■ What you will do: Extract all records. Keep each one exact.

(begin)

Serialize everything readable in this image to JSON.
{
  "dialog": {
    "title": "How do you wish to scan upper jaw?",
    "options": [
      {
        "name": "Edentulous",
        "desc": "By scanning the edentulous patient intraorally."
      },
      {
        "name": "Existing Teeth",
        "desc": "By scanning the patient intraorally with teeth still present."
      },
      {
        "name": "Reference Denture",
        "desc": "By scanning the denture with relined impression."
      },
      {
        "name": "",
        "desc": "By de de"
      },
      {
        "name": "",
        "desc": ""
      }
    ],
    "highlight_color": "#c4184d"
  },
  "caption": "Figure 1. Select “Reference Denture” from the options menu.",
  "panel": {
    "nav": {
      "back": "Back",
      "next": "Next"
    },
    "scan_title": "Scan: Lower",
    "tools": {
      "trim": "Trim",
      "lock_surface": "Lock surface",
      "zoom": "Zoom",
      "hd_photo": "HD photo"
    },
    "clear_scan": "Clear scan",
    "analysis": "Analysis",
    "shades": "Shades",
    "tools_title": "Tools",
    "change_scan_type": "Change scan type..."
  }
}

(end)

■ Final result:
Serialize everything readable in this image to JSON.
{
  "dialog": {
    "title": "How do you wish to scan upper jaw?",
    "options": [
      {
        "name": "Edentulous",
        "desc": "By scanning the edentulous patient intraorally."
      },
      {
        "name": "Existing Teeth",
        "desc": "By scanning the patient intraorally with teeth still present."
      },
      {
        "name": "Reference Denture",
        "desc": "By scanning the denture with relined impression."
      },
      {
        "name": "",
        "desc": "By de de"
      },
      {
        "name": "",
        "desc": ""
      }
    ],
    "highlight_color": "#c4184d"
  },
  "caption": "Figure 1. Select “Reference Denture” from the options menu.",
  "panel": {
    "nav": {
      "back": "Back",
      "next": "Next"
    },
    "scan_title": "Scan: Lower",
    "tools": {
      "trim": "Trim",
      "lock_surface": "Lock surface",
      "zoom": "Zoom",
      "hd_photo": "HD photo"
    },
    "clear_scan": "Clear scan",
    "analysis": "Analysis",
    "shades": "Shades",
    "tools_title": "Tools",
    "change_scan_type": "Change scan type..."
  }
}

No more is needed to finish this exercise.